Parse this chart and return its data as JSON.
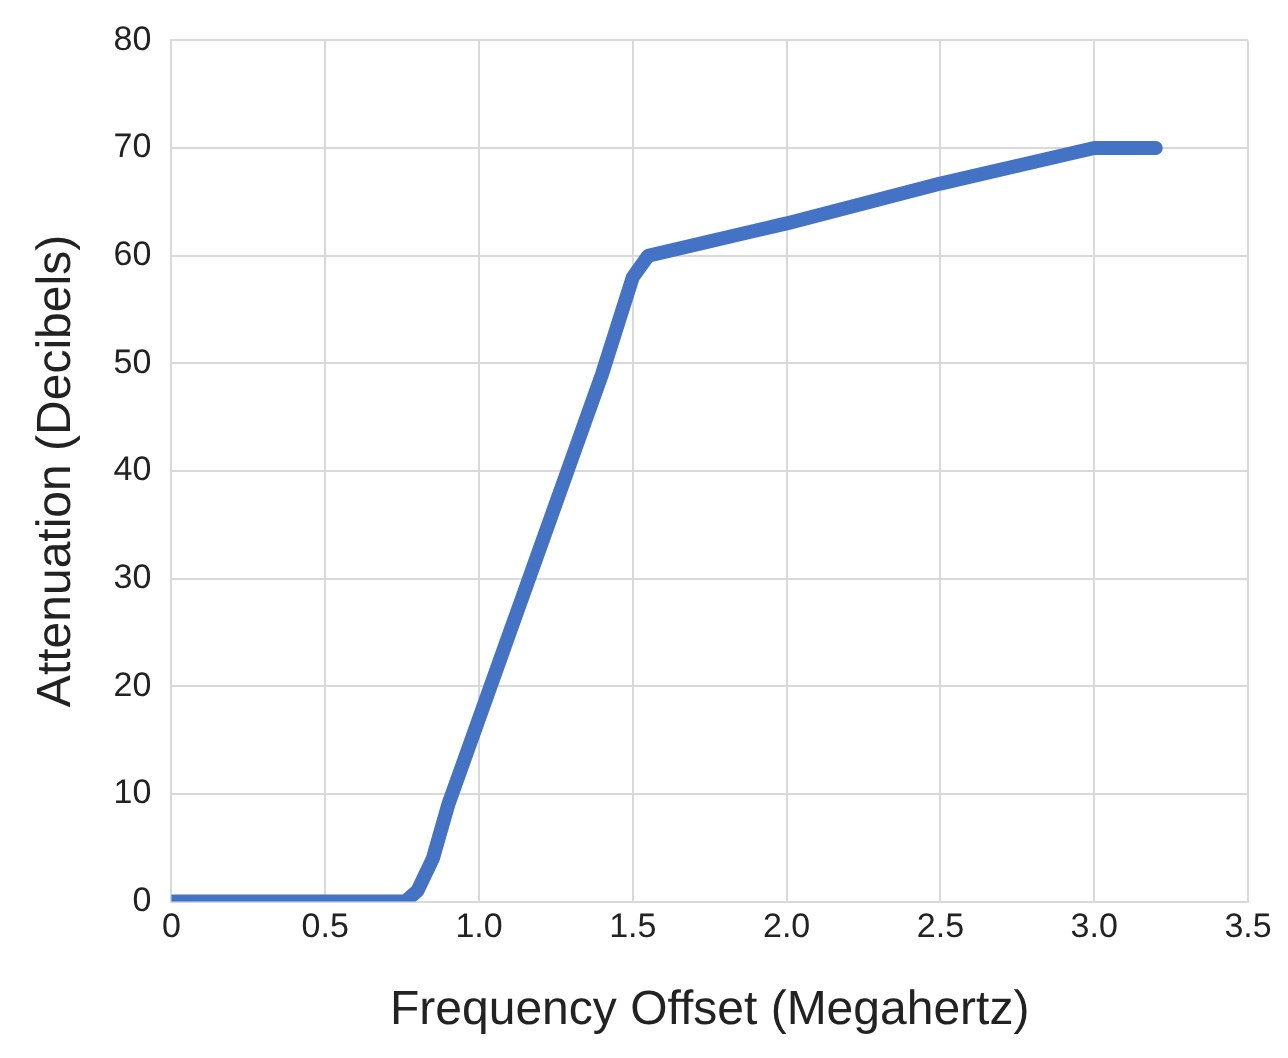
{
  "chart_data": {
    "type": "line",
    "xlabel": "Frequency Offset (Megahertz)",
    "ylabel": "Attenuation (Decibels)",
    "x": [
      0,
      0.5,
      0.76,
      0.8,
      0.85,
      0.9,
      1.0,
      1.1,
      1.2,
      1.3,
      1.4,
      1.5,
      1.55,
      2.0,
      2.5,
      3.0,
      3.2
    ],
    "series": [
      {
        "color": "#4472c4",
        "values": [
          0,
          0,
          0,
          1,
          4,
          9,
          17,
          25,
          33,
          41,
          49,
          58,
          60,
          63,
          66.7,
          70,
          70
        ]
      }
    ],
    "xlim": [
      0,
      3.5
    ],
    "xticks": [
      0,
      0.5,
      {
        "value": 1,
        "label": "1.0"
      },
      1.5,
      {
        "value": 2,
        "label": "2.0"
      },
      2.5,
      {
        "value": 3,
        "label": "3.0"
      },
      3.5
    ],
    "ylim": [
      0,
      80
    ],
    "yticks": [
      0,
      10,
      20,
      30,
      40,
      50,
      60,
      70,
      80
    ],
    "grid": true,
    "legend": false,
    "marker": "none",
    "line_style": "solid"
  }
}
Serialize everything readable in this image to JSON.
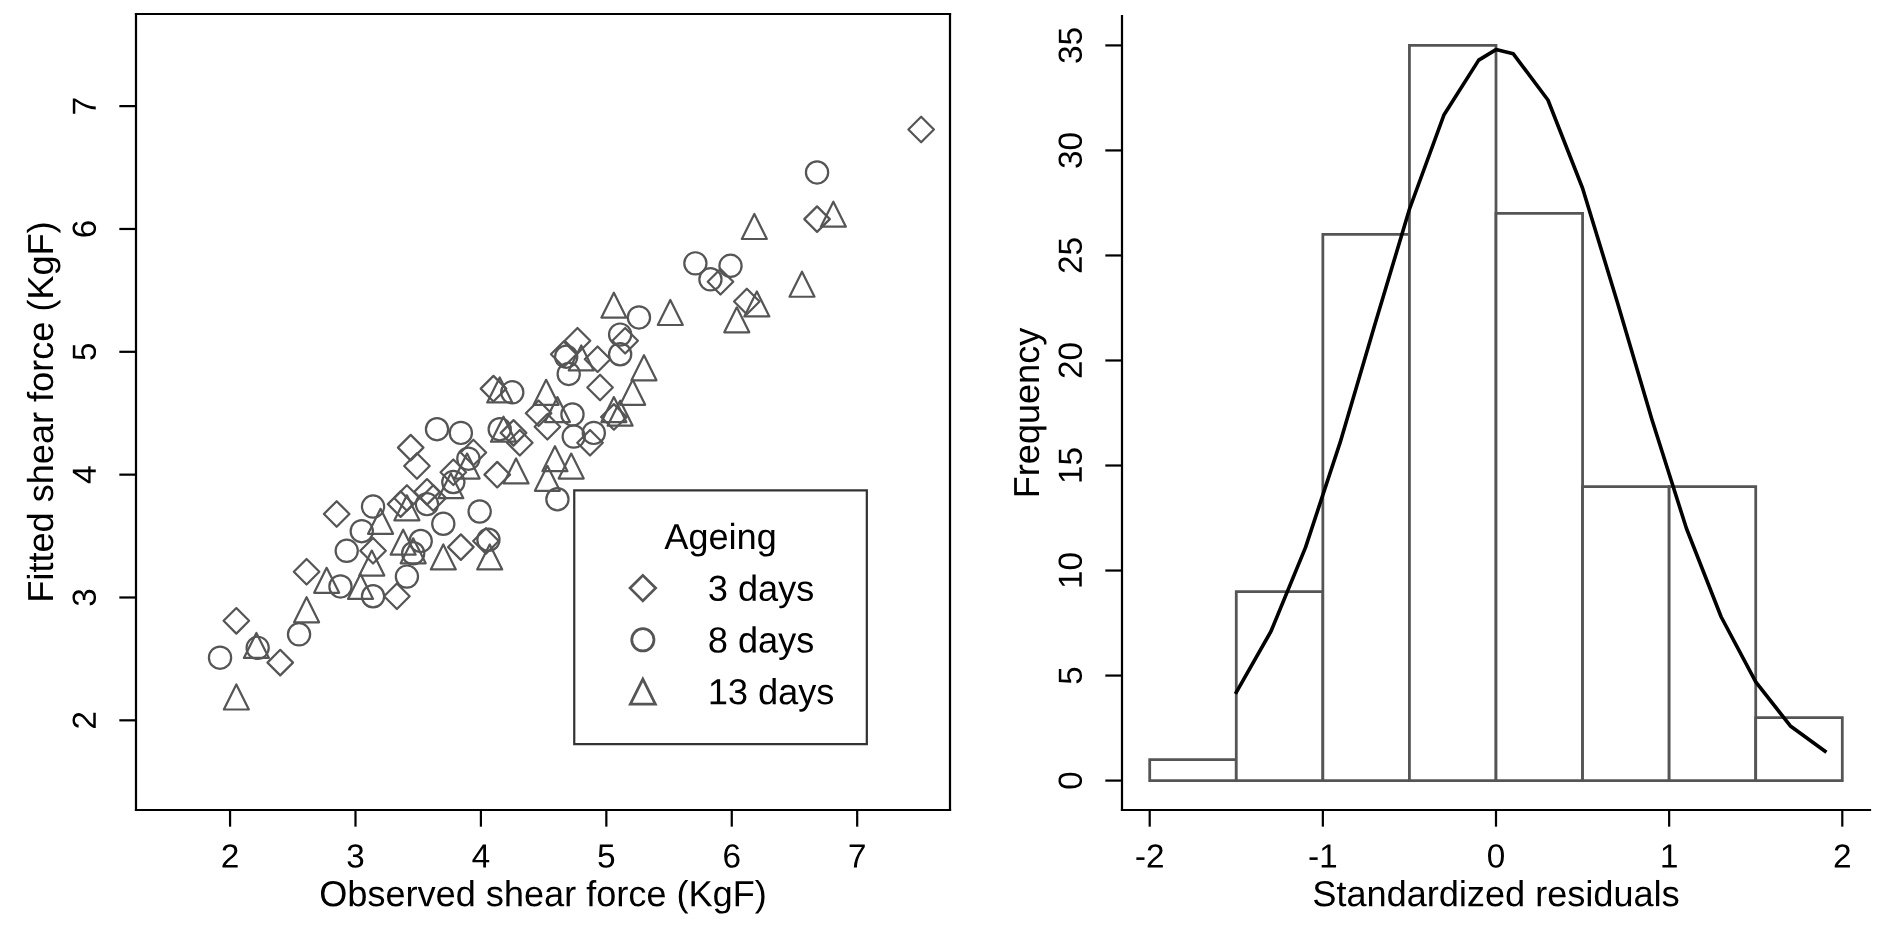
{
  "chart_data": [
    {
      "type": "scatter",
      "xlabel": "Observed shear force (KgF)",
      "ylabel": "Fitted shear force (KgF)",
      "legend_title": "Ageing",
      "legend": "bottom right",
      "grid": false,
      "xlim": [
        1.25,
        7.74
      ],
      "ylim": [
        1.27,
        7.75
      ],
      "xticks": [
        2,
        3,
        4,
        5,
        6,
        7
      ],
      "yticks": [
        2,
        3,
        4,
        5,
        6,
        7
      ],
      "series": [
        {
          "name": "3 days",
          "marker": "diamond",
          "color": "#555555",
          "x": [
            7.51,
            6.68,
            5.91,
            6.12,
            2.05,
            2.4,
            2.61,
            2.85,
            3.33,
            3.44,
            3.49,
            3.41,
            3.84,
            4.04,
            4.1,
            4.13,
            4.31,
            4.46,
            4.53,
            4.66,
            4.77,
            4.87,
            4.93,
            4.95,
            5.15,
            5.06,
            3.94,
            3.62,
            3.14,
            3.36,
            3.57,
            3.78,
            4.26
          ],
          "values": [
            6.81,
            6.08,
            5.57,
            5.41,
            2.81,
            2.47,
            3.21,
            3.68,
            3.01,
            4.22,
            4.07,
            3.81,
            3.41,
            3.46,
            4.7,
            4.0,
            4.26,
            4.5,
            4.39,
            4.98,
            5.09,
            4.26,
            4.94,
            4.71,
            5.09,
            4.47,
            4.18,
            3.81,
            3.38,
            3.76,
            3.86,
            4.02,
            4.34
          ]
        },
        {
          "name": "8 days",
          "marker": "circle",
          "color": "#555555",
          "x": [
            1.92,
            2.22,
            2.55,
            6.68,
            5.71,
            5.83,
            5.99,
            4.61,
            3.65,
            3.84,
            4.06,
            3.99,
            3.14,
            2.88,
            2.93,
            3.05,
            3.14,
            3.41,
            3.46,
            3.57,
            3.7,
            3.78,
            3.9,
            4.25,
            4.15,
            4.73,
            4.74,
            4.9,
            4.68,
            4.7,
            5.11,
            5.26,
            5.11,
            3.52
          ],
          "values": [
            2.51,
            2.59,
            2.7,
            6.46,
            5.72,
            5.59,
            5.7,
            3.8,
            4.37,
            4.34,
            3.47,
            3.7,
            3.01,
            3.09,
            3.38,
            3.54,
            3.74,
            3.17,
            3.36,
            3.76,
            3.6,
            3.94,
            4.13,
            4.67,
            4.37,
            4.49,
            4.31,
            4.34,
            4.96,
            4.82,
            5.14,
            5.28,
            4.98,
            3.46
          ]
        },
        {
          "name": "13 days",
          "marker": "triangle",
          "color": "#555555",
          "x": [
            2.05,
            2.21,
            2.61,
            2.77,
            3.04,
            3.13,
            3.2,
            3.38,
            3.41,
            3.46,
            3.7,
            3.76,
            4.07,
            4.18,
            4.28,
            4.53,
            4.52,
            4.61,
            4.59,
            4.72,
            5.06,
            5.06,
            5.11,
            5.21,
            5.3,
            5.51,
            6.04,
            6.2,
            6.18,
            6.56,
            6.81,
            4.15,
            4.8,
            3.89
          ],
          "values": [
            2.19,
            2.61,
            2.9,
            3.14,
            3.09,
            3.28,
            3.62,
            3.45,
            3.73,
            3.38,
            3.33,
            3.91,
            3.33,
            4.37,
            4.03,
            3.97,
            4.67,
            4.53,
            4.13,
            4.07,
            5.38,
            4.53,
            4.5,
            4.67,
            4.87,
            5.32,
            5.26,
            5.39,
            6.02,
            5.55,
            6.12,
            4.69,
            4.95,
            4.07
          ]
        }
      ]
    },
    {
      "type": "histogram",
      "xlabel": "Standardized residuals",
      "ylabel": "Frequency",
      "grid": false,
      "bins": [
        -2,
        -1.5,
        -1,
        -0.5,
        0,
        0.5,
        1,
        1.5,
        2
      ],
      "values": [
        1,
        9,
        26,
        35,
        27,
        14,
        14,
        3
      ],
      "color": "#555555",
      "xlim": [
        -2.16,
        2.16
      ],
      "ylim": [
        -1.4,
        36.4
      ],
      "xticks": [
        -2,
        -1,
        0,
        1,
        2
      ],
      "yticks": [
        0,
        5,
        10,
        15,
        20,
        25,
        30,
        35
      ],
      "series": [
        {
          "type": "line",
          "color": "#000000",
          "x": [
            -1.5,
            -1.3,
            -1.1,
            -0.9,
            -0.7,
            -0.5,
            -0.3,
            -0.1,
            0,
            0.1,
            0.3,
            0.5,
            0.7,
            0.9,
            1.1,
            1.3,
            1.5,
            1.7,
            1.9
          ],
          "values": [
            4.2,
            7.1,
            11.1,
            16.1,
            21.7,
            27.2,
            31.7,
            34.3,
            34.8,
            34.6,
            32.4,
            28.2,
            22.8,
            17.2,
            12.0,
            7.8,
            4.7,
            2.6,
            1.4
          ]
        }
      ]
    }
  ]
}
_ _ _ _ _
> _WHAT THE EXERCISE ASKS_: Keep every word of the data as it is when you write it out, but drop the pictures.

> _SOLVED EXERCISE_:
Parse this chart and return its data as JSON.
{
  "chart_data": {
    "type": "line",
    "xlabel": "Frequency Offset (Megahertz)",
    "ylabel": "Attenuation (Decibels)",
    "x": [
      0,
      0.5,
      0.76,
      0.8,
      0.85,
      0.9,
      1.0,
      1.1,
      1.2,
      1.3,
      1.4,
      1.5,
      1.55,
      2.0,
      2.5,
      3.0,
      3.2
    ],
    "series": [
      {
        "color": "#4472c4",
        "values": [
          0,
          0,
          0,
          1,
          4,
          9,
          17,
          25,
          33,
          41,
          49,
          58,
          60,
          63,
          66.7,
          70,
          70
        ]
      }
    ],
    "xlim": [
      0,
      3.5
    ],
    "xticks": [
      0,
      0.5,
      {
        "value": 1,
        "label": "1.0"
      },
      1.5,
      {
        "value": 2,
        "label": "2.0"
      },
      2.5,
      {
        "value": 3,
        "label": "3.0"
      },
      3.5
    ],
    "ylim": [
      0,
      80
    ],
    "yticks": [
      0,
      10,
      20,
      30,
      40,
      50,
      60,
      70,
      80
    ],
    "grid": true,
    "legend": false,
    "marker": "none",
    "line_style": "solid"
  }
}
Serialize everything readable in this image to JSON.
{
  "chart_data": [
    {
      "type": "scatter",
      "xlabel": "Observed shear force (KgF)",
      "ylabel": "Fitted shear force (KgF)",
      "legend_title": "Ageing",
      "legend": "bottom right",
      "grid": false,
      "xlim": [
        1.25,
        7.74
      ],
      "ylim": [
        1.27,
        7.75
      ],
      "xticks": [
        2,
        3,
        4,
        5,
        6,
        7
      ],
      "yticks": [
        2,
        3,
        4,
        5,
        6,
        7
      ],
      "series": [
        {
          "name": "3 days",
          "marker": "diamond",
          "color": "#555555",
          "x": [
            7.51,
            6.68,
            5.91,
            6.12,
            2.05,
            2.4,
            2.61,
            2.85,
            3.33,
            3.44,
            3.49,
            3.41,
            3.84,
            4.04,
            4.1,
            4.13,
            4.31,
            4.46,
            4.53,
            4.66,
            4.77,
            4.87,
            4.93,
            4.95,
            5.15,
            5.06,
            3.94,
            3.62,
            3.14,
            3.36,
            3.57,
            3.78,
            4.26
          ],
          "values": [
            6.81,
            6.08,
            5.57,
            5.41,
            2.81,
            2.47,
            3.21,
            3.68,
            3.01,
            4.22,
            4.07,
            3.81,
            3.41,
            3.46,
            4.7,
            4.0,
            4.26,
            4.5,
            4.39,
            4.98,
            5.09,
            4.26,
            4.94,
            4.71,
            5.09,
            4.47,
            4.18,
            3.81,
            3.38,
            3.76,
            3.86,
            4.02,
            4.34
          ]
        },
        {
          "name": "8 days",
          "marker": "circle",
          "color": "#555555",
          "x": [
            1.92,
            2.22,
            2.55,
            6.68,
            5.71,
            5.83,
            5.99,
            4.61,
            3.65,
            3.84,
            4.06,
            3.99,
            3.14,
            2.88,
            2.93,
            3.05,
            3.14,
            3.41,
            3.46,
            3.57,
            3.7,
            3.78,
            3.9,
            4.25,
            4.15,
            4.73,
            4.74,
            4.9,
            4.68,
            4.7,
            5.11,
            5.26,
            5.11,
            3.52
          ],
          "values": [
            2.51,
            2.59,
            2.7,
            6.46,
            5.72,
            5.59,
            5.7,
            3.8,
            4.37,
            4.34,
            3.47,
            3.7,
            3.01,
            3.09,
            3.38,
            3.54,
            3.74,
            3.17,
            3.36,
            3.76,
            3.6,
            3.94,
            4.13,
            4.67,
            4.37,
            4.49,
            4.31,
            4.34,
            4.96,
            4.82,
            5.14,
            5.28,
            4.98,
            3.46
          ]
        },
        {
          "name": "13 days",
          "marker": "triangle",
          "color": "#555555",
          "x": [
            2.05,
            2.21,
            2.61,
            2.77,
            3.04,
            3.13,
            3.2,
            3.38,
            3.41,
            3.46,
            3.7,
            3.76,
            4.07,
            4.18,
            4.28,
            4.53,
            4.52,
            4.61,
            4.59,
            4.72,
            5.06,
            5.06,
            5.11,
            5.21,
            5.3,
            5.51,
            6.04,
            6.2,
            6.18,
            6.56,
            6.81,
            4.15,
            4.8,
            3.89
          ],
          "values": [
            2.19,
            2.61,
            2.9,
            3.14,
            3.09,
            3.28,
            3.62,
            3.45,
            3.73,
            3.38,
            3.33,
            3.91,
            3.33,
            4.37,
            4.03,
            3.97,
            4.67,
            4.53,
            4.13,
            4.07,
            5.38,
            4.53,
            4.5,
            4.67,
            4.87,
            5.32,
            5.26,
            5.39,
            6.02,
            5.55,
            6.12,
            4.69,
            4.95,
            4.07
          ]
        }
      ]
    },
    {
      "type": "histogram",
      "xlabel": "Standardized residuals",
      "ylabel": "Frequency",
      "grid": false,
      "bins": [
        -2,
        -1.5,
        -1,
        -0.5,
        0,
        0.5,
        1,
        1.5,
        2
      ],
      "values": [
        1,
        9,
        26,
        35,
        27,
        14,
        14,
        3
      ],
      "color": "#555555",
      "xlim": [
        -2.16,
        2.16
      ],
      "ylim": [
        -1.4,
        36.4
      ],
      "xticks": [
        -2,
        -1,
        0,
        1,
        2
      ],
      "yticks": [
        0,
        5,
        10,
        15,
        20,
        25,
        30,
        35
      ],
      "series": [
        {
          "type": "line",
          "color": "#000000",
          "x": [
            -1.5,
            -1.3,
            -1.1,
            -0.9,
            -0.7,
            -0.5,
            -0.3,
            -0.1,
            0,
            0.1,
            0.3,
            0.5,
            0.7,
            0.9,
            1.1,
            1.3,
            1.5,
            1.7,
            1.9
          ],
          "values": [
            4.2,
            7.1,
            11.1,
            16.1,
            21.7,
            27.2,
            31.7,
            34.3,
            34.8,
            34.6,
            32.4,
            28.2,
            22.8,
            17.2,
            12.0,
            7.8,
            4.7,
            2.6,
            1.4
          ]
        }
      ]
    }
  ]
}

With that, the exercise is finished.